**Input material**
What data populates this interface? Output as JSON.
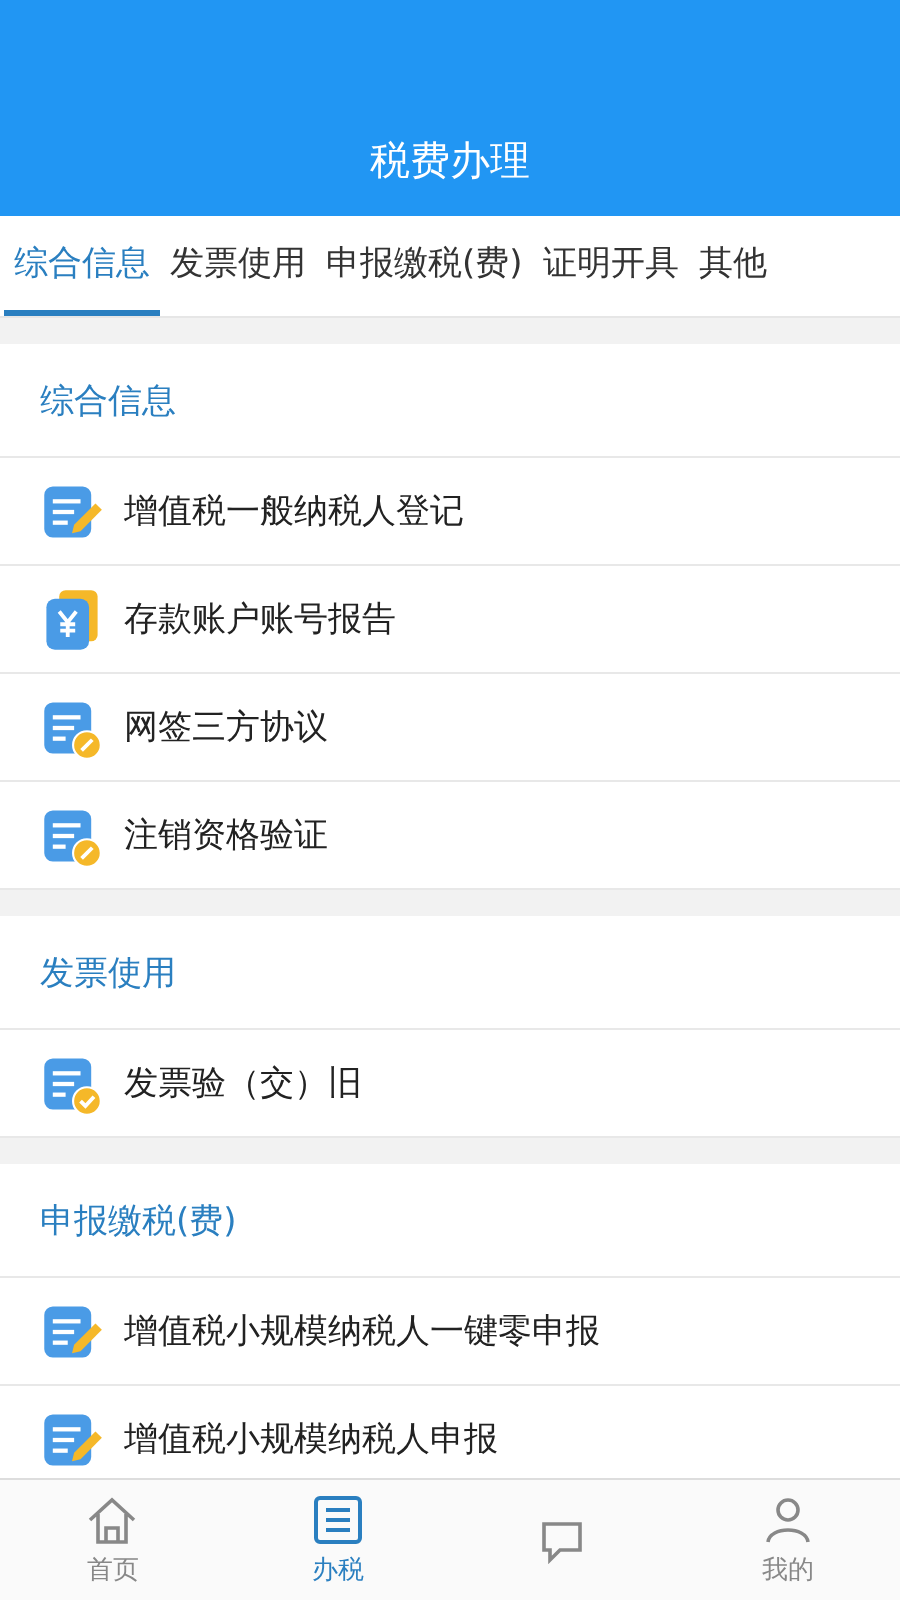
{
  "header": {
    "title": "税费办理"
  },
  "tabs": [
    {
      "label": "综合信息",
      "selected": true
    },
    {
      "label": "发票使用",
      "selected": false
    },
    {
      "label": "申报缴税(费)",
      "selected": false
    },
    {
      "label": "证明开具",
      "selected": false
    },
    {
      "label": "其他",
      "selected": false
    }
  ],
  "sections": [
    {
      "title": "综合信息",
      "items": [
        {
          "label": "增值税一般纳税人登记",
          "kind": "edit"
        },
        {
          "label": "存款账户账号报告",
          "kind": "money"
        },
        {
          "label": "网签三方协议",
          "kind": "link"
        },
        {
          "label": "注销资格验证",
          "kind": "link"
        }
      ]
    },
    {
      "title": "发票使用",
      "items": [
        {
          "label": "发票验（交）旧",
          "kind": "check"
        }
      ]
    },
    {
      "title": "申报缴税(费)",
      "items": [
        {
          "label": "增值税小规模纳税人一键零申报",
          "kind": "edit"
        },
        {
          "label": "增值税小规模纳税人申报",
          "kind": "edit"
        }
      ]
    }
  ],
  "nav": [
    {
      "label": "首页",
      "kind": "home",
      "selected": false
    },
    {
      "label": "办税",
      "kind": "list",
      "selected": true
    },
    {
      "kind": "chat",
      "selected": false
    },
    {
      "label": "我的",
      "kind": "user",
      "selected": false
    }
  ]
}
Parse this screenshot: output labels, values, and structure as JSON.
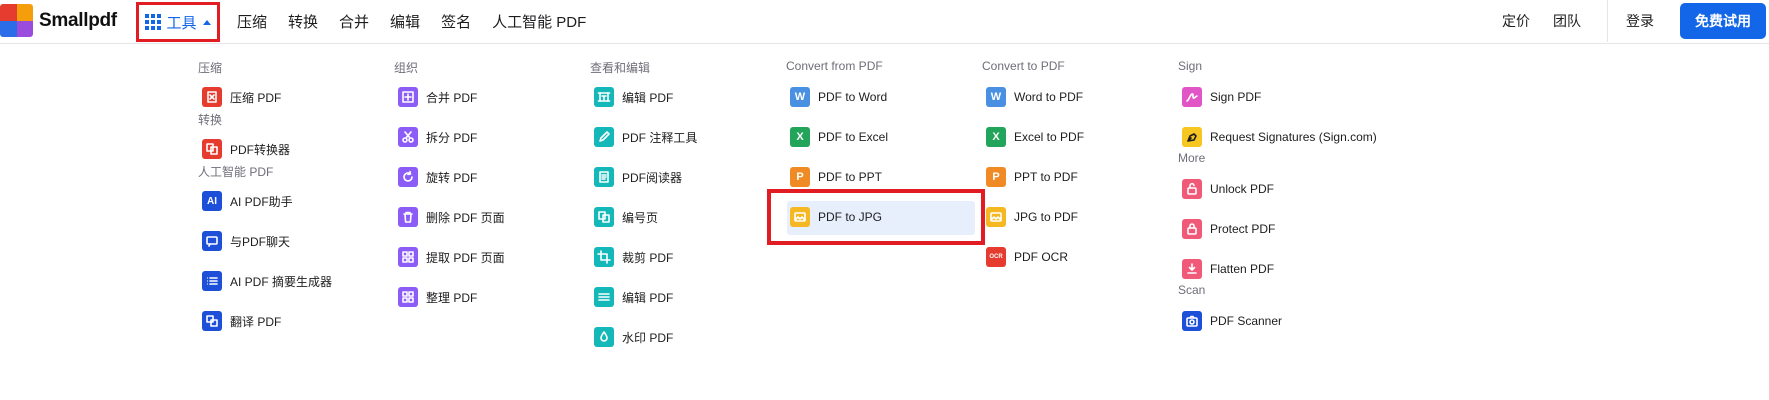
{
  "brand": {
    "name": "Smallpdf",
    "colors": [
      "#e53c2f",
      "#f59e0b",
      "#22a55a",
      "#2b6de8",
      "#9a4cdc"
    ]
  },
  "header": {
    "tools_label": "工具",
    "nav": [
      "压缩",
      "转换",
      "合并",
      "编辑",
      "签名",
      "人工智能 PDF"
    ],
    "pricing": "定价",
    "team": "团队",
    "login": "登录",
    "trial": "免费试用",
    "accent": "#1466e8"
  },
  "menu": {
    "columns": [
      {
        "sections": [
          {
            "title": "压缩",
            "items": [
              {
                "label": "压缩 PDF",
                "icon": "compress-icon",
                "color": "#e53c2f"
              }
            ]
          },
          {
            "title": "转换",
            "items": [
              {
                "label": "PDF转换器",
                "icon": "converter-icon",
                "color": "#e53c2f"
              }
            ]
          },
          {
            "title": "人工智能 PDF",
            "items": [
              {
                "label": "AI PDF助手",
                "icon": "ai-icon",
                "color": "#1d4fd8",
                "glyph": "AI"
              },
              {
                "label": "与PDF聊天",
                "icon": "chat-icon",
                "color": "#1d4fd8"
              },
              {
                "label": "AI PDF 摘要生成器",
                "icon": "list-icon",
                "color": "#1d4fd8"
              },
              {
                "label": "翻译 PDF",
                "icon": "translate-icon",
                "color": "#1d4fd8"
              }
            ]
          }
        ]
      },
      {
        "sections": [
          {
            "title": "组织",
            "items": [
              {
                "label": "合并 PDF",
                "icon": "merge-icon",
                "color": "#8b5cf6"
              },
              {
                "label": "拆分 PDF",
                "icon": "scissors-icon",
                "color": "#8b5cf6"
              },
              {
                "label": "旋转 PDF",
                "icon": "rotate-icon",
                "color": "#8b5cf6"
              },
              {
                "label": "删除 PDF 页面",
                "icon": "trash-icon",
                "color": "#8b5cf6"
              },
              {
                "label": "提取 PDF 页面",
                "icon": "extract-icon",
                "color": "#8b5cf6"
              },
              {
                "label": "整理 PDF",
                "icon": "organize-icon",
                "color": "#8b5cf6"
              }
            ]
          }
        ]
      },
      {
        "sections": [
          {
            "title": "查看和编辑",
            "items": [
              {
                "label": "编辑 PDF",
                "icon": "edit-frame-icon",
                "color": "#14b8b8"
              },
              {
                "label": "PDF 注释工具",
                "icon": "pen-icon",
                "color": "#14b8b8"
              },
              {
                "label": "PDF阅读器",
                "icon": "reader-icon",
                "color": "#14b8b8"
              },
              {
                "label": "编号页",
                "icon": "number-pages-icon",
                "color": "#14b8b8"
              },
              {
                "label": "裁剪 PDF",
                "icon": "crop-icon",
                "color": "#14b8b8"
              },
              {
                "label": "编辑 PDF",
                "icon": "form-icon",
                "color": "#14b8b8"
              },
              {
                "label": "水印 PDF",
                "icon": "watermark-icon",
                "color": "#14b8b8"
              }
            ]
          }
        ]
      },
      {
        "sections": [
          {
            "title": "Convert from PDF",
            "items": [
              {
                "label": "PDF to Word",
                "icon": "word-icon",
                "color": "#4a90e2",
                "glyph": "W"
              },
              {
                "label": "PDF to Excel",
                "icon": "excel-icon",
                "color": "#22a55a",
                "glyph": "X"
              },
              {
                "label": "PDF to PPT",
                "icon": "ppt-icon",
                "color": "#f08a24",
                "glyph": "P"
              },
              {
                "label": "PDF to JPG",
                "icon": "image-icon",
                "color": "#f6b822",
                "highlighted": true
              }
            ]
          }
        ]
      },
      {
        "sections": [
          {
            "title": "Convert to PDF",
            "items": [
              {
                "label": "Word to PDF",
                "icon": "word-icon",
                "color": "#4a90e2",
                "glyph": "W"
              },
              {
                "label": "Excel to PDF",
                "icon": "excel-icon",
                "color": "#22a55a",
                "glyph": "X"
              },
              {
                "label": "PPT to PDF",
                "icon": "ppt-icon",
                "color": "#f08a24",
                "glyph": "P"
              },
              {
                "label": "JPG to PDF",
                "icon": "image-icon",
                "color": "#f6b822"
              },
              {
                "label": "PDF OCR",
                "icon": "ocr-icon",
                "color": "#e53c2f",
                "glyph": "OCR"
              }
            ]
          }
        ]
      },
      {
        "sections": [
          {
            "title": "Sign",
            "items": [
              {
                "label": "Sign PDF",
                "icon": "signature-icon",
                "color": "#e255c7"
              },
              {
                "label": "Request Signatures (Sign.com)",
                "icon": "pen-nib-icon",
                "color": "#f6c623"
              }
            ]
          },
          {
            "title": "More",
            "items": [
              {
                "label": "Unlock PDF",
                "icon": "unlock-icon",
                "color": "#f05a78"
              },
              {
                "label": "Protect PDF",
                "icon": "lock-icon",
                "color": "#f05a78"
              },
              {
                "label": "Flatten PDF",
                "icon": "flatten-icon",
                "color": "#f05a78"
              }
            ]
          },
          {
            "title": "Scan",
            "items": [
              {
                "label": "PDF Scanner",
                "icon": "camera-icon",
                "color": "#1d4fd8"
              }
            ]
          }
        ]
      }
    ]
  }
}
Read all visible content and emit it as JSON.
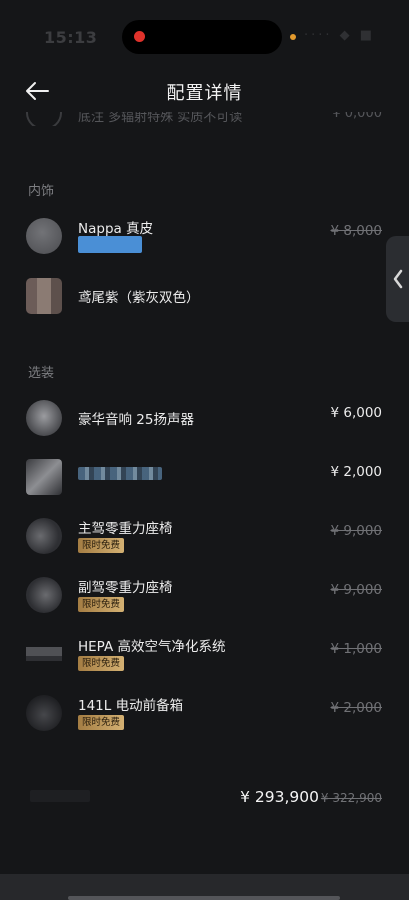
{
  "status_bar": {
    "time": "15:13",
    "icons": "···· ◆ ■"
  },
  "header": {
    "title": "配置详情"
  },
  "faded_top_row": {
    "text": "底注 多辐射特殊 实质不可读",
    "price": "¥ 0,000"
  },
  "sections": {
    "interior": "内饰",
    "options": "选装"
  },
  "interior_items": [
    {
      "name": "Nappa 真皮",
      "price": "¥ 8,000",
      "price_struck": true,
      "has_blue_tag": true
    },
    {
      "name": "鸢尾紫（紫灰双色）",
      "price": ""
    }
  ],
  "option_items": [
    {
      "name": "豪华音响 25扬声器",
      "price": "¥ 6,000",
      "badge": ""
    },
    {
      "name": "",
      "price": "¥ 2,000",
      "badge": "",
      "name_obscured": true
    },
    {
      "name": "主驾零重力座椅",
      "price": "¥ 9,000",
      "badge": "限时免费"
    },
    {
      "name": "副驾零重力座椅",
      "price": "¥ 9,000",
      "badge": "限时免费"
    },
    {
      "name": "HEPA 高效空气净化系统",
      "price": "¥ 1,000",
      "badge": "限时免费"
    },
    {
      "name": "141L 电动前备箱",
      "price": "¥ 2,000",
      "badge": "限时免费"
    }
  ],
  "total": {
    "price": "¥ 293,900",
    "original_price": "¥ 322,900"
  },
  "colors": {
    "background": "#151618",
    "badge_gold": "#c9a466",
    "tag_blue": "#4a8fd6",
    "strike_gray": "#707175"
  },
  "icons": {
    "back": "arrow-left-icon",
    "side_tab": "chevron-left-icon"
  }
}
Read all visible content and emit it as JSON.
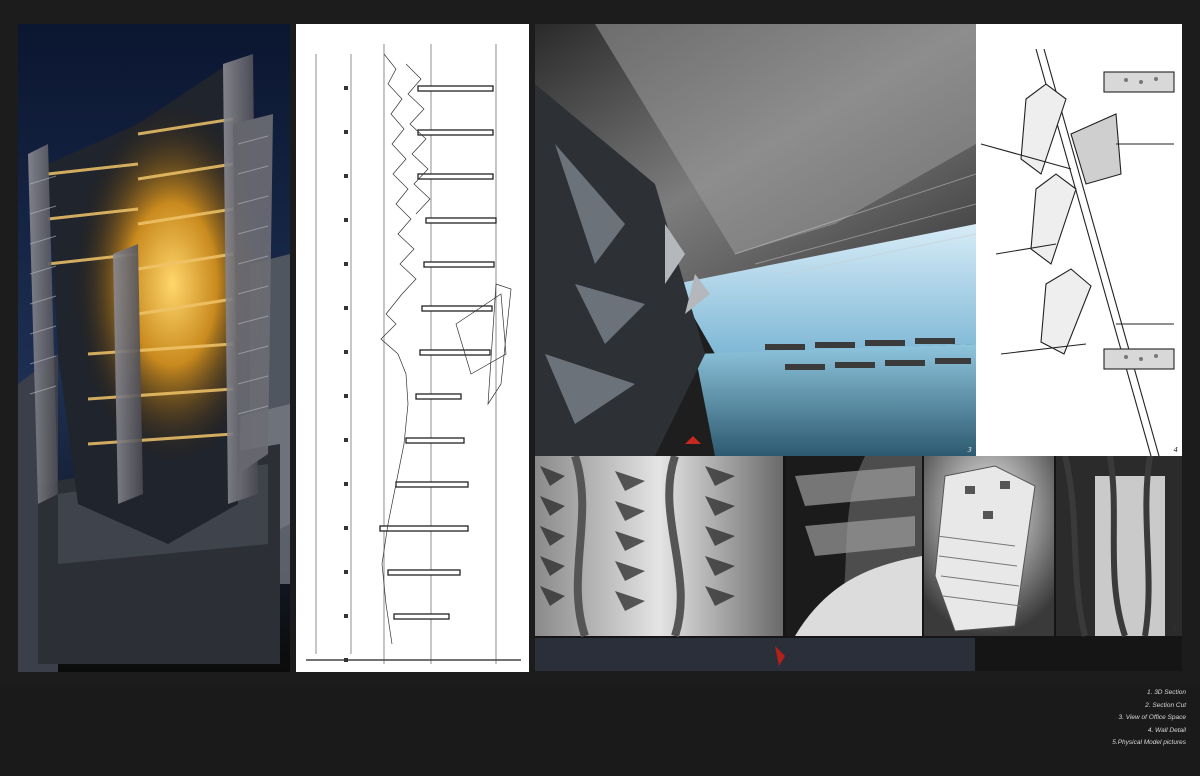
{
  "panels": {
    "p1": {
      "number": "1"
    },
    "p2": {
      "number": "2"
    },
    "p3": {
      "number": "3"
    },
    "p4": {
      "number": "4"
    },
    "p5": {
      "number": "5"
    }
  },
  "captions": [
    "1. 3D Section",
    "2. Section Cut",
    "3. View of Office Space",
    "4. Wall Detail",
    "5.Physical Model pictures"
  ],
  "colors": {
    "background": "#1c1c1c",
    "glow": "#e8a524",
    "paper": "#ffffff"
  }
}
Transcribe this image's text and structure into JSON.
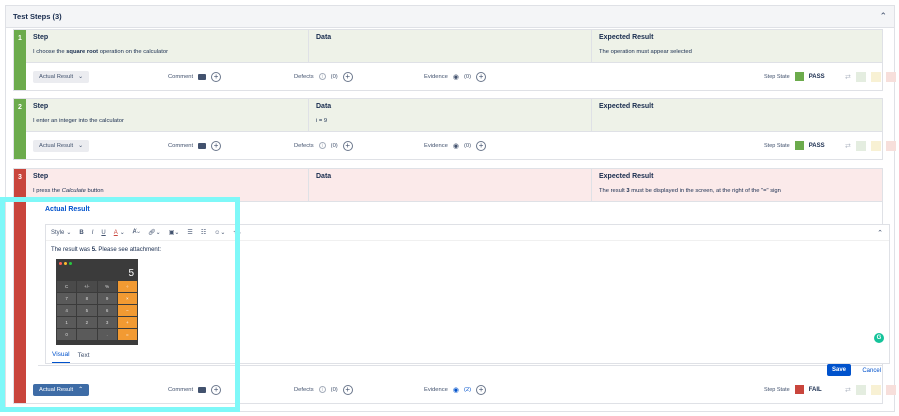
{
  "panel": {
    "title": "Test Steps (3)"
  },
  "headers": {
    "step": "Step",
    "data": "Data",
    "expected": "Expected Result"
  },
  "actions": {
    "actual_result": "Actual Result",
    "comment": "Comment",
    "defects": "Defects",
    "evidence": "Evidence",
    "step_state": "Step State"
  },
  "steps": [
    {
      "number": "1",
      "step_pre": "I choose the ",
      "step_bold": "square root",
      "step_post": " operation on the calculator",
      "data": "",
      "expected": "The operation must appear selected",
      "defects_count": "(0)",
      "evidence_count": "(0)",
      "state": "PASS",
      "state_color": "#6cab4c"
    },
    {
      "number": "2",
      "step_pre": "I enter an integer into the calculator",
      "step_bold": "",
      "step_post": "",
      "data": "i = 9",
      "expected": "",
      "defects_count": "(0)",
      "evidence_count": "(0)",
      "state": "PASS",
      "state_color": "#6cab4c"
    },
    {
      "number": "3",
      "step_pre": "I press the ",
      "step_italic": "Calculate",
      "step_post": " button",
      "data": "",
      "expected_pre": "The result ",
      "expected_bold": "3",
      "expected_post": " must be displayed in the screen, at the right of the \"=\" sign",
      "defects_count": "(0)",
      "evidence_count": "(2)",
      "state": "FAIL",
      "state_color": "#c9453c"
    }
  ],
  "editor": {
    "title": "Actual Result",
    "toolbar": {
      "style": "Style",
      "bold": "B",
      "italic": "I",
      "underline": "U",
      "text_color": "A"
    },
    "text_pre": "The result was ",
    "text_bold": "5.",
    "text_post": " Please see attachment:",
    "tabs": [
      "Visual",
      "Text"
    ],
    "save": "Save",
    "cancel": "Cancel"
  },
  "calculator": {
    "display": "5",
    "keys": [
      "C",
      "+/-",
      "%",
      "÷",
      "7",
      "8",
      "9",
      "×",
      "4",
      "5",
      "6",
      "−",
      "1",
      "2",
      "3",
      "+",
      "0",
      "",
      ".",
      "="
    ]
  }
}
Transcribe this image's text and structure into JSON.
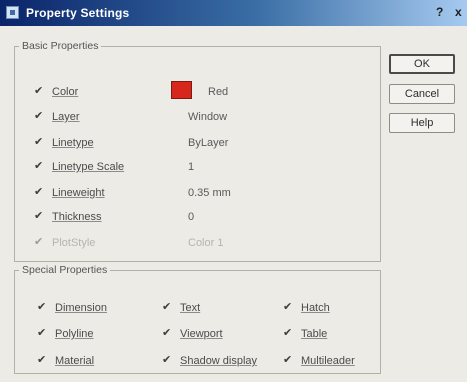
{
  "window": {
    "title": "Property Settings",
    "help_glyph": "?",
    "close_glyph": "x"
  },
  "basic": {
    "legend": "Basic Properties",
    "color": {
      "label": "Color",
      "value": "Red",
      "swatch": "#d7261c"
    },
    "layer": {
      "label": "Layer",
      "value": "Window"
    },
    "linetype": {
      "label": "Linetype",
      "value": "ByLayer"
    },
    "linetype_scale": {
      "label": "Linetype Scale",
      "value": "1"
    },
    "lineweight": {
      "label": "Lineweight",
      "value": "0.35 mm"
    },
    "thickness": {
      "label": "Thickness",
      "value": "0"
    },
    "plot_style": {
      "label": "PlotStyle",
      "value": "Color 1"
    }
  },
  "special": {
    "legend": "Special Properties",
    "items": [
      "Dimension",
      "Text",
      "Hatch",
      "Polyline",
      "Viewport",
      "Table",
      "Material",
      "Shadow display",
      "Multileader"
    ]
  },
  "buttons": {
    "ok": "OK",
    "cancel": "Cancel",
    "help": "Help"
  }
}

**Task directions**
Identify every line holding the word "calculator" and copy it out.

**Final result**
      "step_post": " operation on the calculator",
      "step_pre": "I enter an integer into the calculator",
  "calculator": {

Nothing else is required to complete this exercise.